**SOURCE DATA**:
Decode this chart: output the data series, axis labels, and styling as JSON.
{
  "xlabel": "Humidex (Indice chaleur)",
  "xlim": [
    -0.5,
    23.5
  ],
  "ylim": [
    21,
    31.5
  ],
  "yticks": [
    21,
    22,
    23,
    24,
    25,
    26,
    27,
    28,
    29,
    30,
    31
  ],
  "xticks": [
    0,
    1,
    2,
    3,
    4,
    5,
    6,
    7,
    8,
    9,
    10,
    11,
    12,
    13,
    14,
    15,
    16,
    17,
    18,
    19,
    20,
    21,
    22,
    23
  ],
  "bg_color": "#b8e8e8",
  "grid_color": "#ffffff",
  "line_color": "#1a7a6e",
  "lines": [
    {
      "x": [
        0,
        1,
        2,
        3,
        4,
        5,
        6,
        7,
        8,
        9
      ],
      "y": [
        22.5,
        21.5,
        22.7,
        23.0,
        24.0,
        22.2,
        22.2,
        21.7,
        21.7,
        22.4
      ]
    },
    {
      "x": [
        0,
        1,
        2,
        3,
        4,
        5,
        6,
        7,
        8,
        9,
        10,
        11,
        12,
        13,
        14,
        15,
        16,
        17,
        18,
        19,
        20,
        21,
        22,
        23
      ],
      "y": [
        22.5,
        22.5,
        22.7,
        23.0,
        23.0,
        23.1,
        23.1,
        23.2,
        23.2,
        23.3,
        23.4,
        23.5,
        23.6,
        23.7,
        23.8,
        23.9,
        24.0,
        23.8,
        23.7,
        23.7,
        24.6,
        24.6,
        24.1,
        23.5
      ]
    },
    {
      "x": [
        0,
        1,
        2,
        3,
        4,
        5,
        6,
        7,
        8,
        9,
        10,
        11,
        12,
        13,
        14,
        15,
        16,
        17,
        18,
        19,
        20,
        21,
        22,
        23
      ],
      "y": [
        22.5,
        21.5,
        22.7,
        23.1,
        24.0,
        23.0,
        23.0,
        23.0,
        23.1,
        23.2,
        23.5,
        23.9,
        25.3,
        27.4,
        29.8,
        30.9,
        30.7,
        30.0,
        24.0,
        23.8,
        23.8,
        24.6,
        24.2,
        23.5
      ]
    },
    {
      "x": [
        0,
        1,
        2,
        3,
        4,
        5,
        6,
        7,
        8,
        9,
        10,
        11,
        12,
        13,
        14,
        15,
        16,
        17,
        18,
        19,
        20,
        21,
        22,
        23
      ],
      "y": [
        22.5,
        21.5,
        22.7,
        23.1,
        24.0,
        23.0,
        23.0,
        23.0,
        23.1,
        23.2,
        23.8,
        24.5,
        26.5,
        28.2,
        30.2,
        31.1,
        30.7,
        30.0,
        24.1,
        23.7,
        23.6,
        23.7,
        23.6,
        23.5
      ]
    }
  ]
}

**PROBLEM DETAILS**:
Transcribe every entry word for word.

**THE OUTPUT**:
Decode this chart: output the data series, axis labels, and styling as JSON.
{
  "xlabel": "Humidex (Indice chaleur)",
  "xlim": [
    -0.5,
    23.5
  ],
  "ylim": [
    21,
    31.5
  ],
  "yticks": [
    21,
    22,
    23,
    24,
    25,
    26,
    27,
    28,
    29,
    30,
    31
  ],
  "xticks": [
    0,
    1,
    2,
    3,
    4,
    5,
    6,
    7,
    8,
    9,
    10,
    11,
    12,
    13,
    14,
    15,
    16,
    17,
    18,
    19,
    20,
    21,
    22,
    23
  ],
  "bg_color": "#b8e8e8",
  "grid_color": "#ffffff",
  "line_color": "#1a7a6e",
  "lines": [
    {
      "x": [
        0,
        1,
        2,
        3,
        4,
        5,
        6,
        7,
        8,
        9
      ],
      "y": [
        22.5,
        21.5,
        22.7,
        23.0,
        24.0,
        22.2,
        22.2,
        21.7,
        21.7,
        22.4
      ]
    },
    {
      "x": [
        0,
        1,
        2,
        3,
        4,
        5,
        6,
        7,
        8,
        9,
        10,
        11,
        12,
        13,
        14,
        15,
        16,
        17,
        18,
        19,
        20,
        21,
        22,
        23
      ],
      "y": [
        22.5,
        22.5,
        22.7,
        23.0,
        23.0,
        23.1,
        23.1,
        23.2,
        23.2,
        23.3,
        23.4,
        23.5,
        23.6,
        23.7,
        23.8,
        23.9,
        24.0,
        23.8,
        23.7,
        23.7,
        24.6,
        24.6,
        24.1,
        23.5
      ]
    },
    {
      "x": [
        0,
        1,
        2,
        3,
        4,
        5,
        6,
        7,
        8,
        9,
        10,
        11,
        12,
        13,
        14,
        15,
        16,
        17,
        18,
        19,
        20,
        21,
        22,
        23
      ],
      "y": [
        22.5,
        21.5,
        22.7,
        23.1,
        24.0,
        23.0,
        23.0,
        23.0,
        23.1,
        23.2,
        23.5,
        23.9,
        25.3,
        27.4,
        29.8,
        30.9,
        30.7,
        30.0,
        24.0,
        23.8,
        23.8,
        24.6,
        24.2,
        23.5
      ]
    },
    {
      "x": [
        0,
        1,
        2,
        3,
        4,
        5,
        6,
        7,
        8,
        9,
        10,
        11,
        12,
        13,
        14,
        15,
        16,
        17,
        18,
        19,
        20,
        21,
        22,
        23
      ],
      "y": [
        22.5,
        21.5,
        22.7,
        23.1,
        24.0,
        23.0,
        23.0,
        23.0,
        23.1,
        23.2,
        23.8,
        24.5,
        26.5,
        28.2,
        30.2,
        31.1,
        30.7,
        30.0,
        24.1,
        23.7,
        23.6,
        23.7,
        23.6,
        23.5
      ]
    }
  ]
}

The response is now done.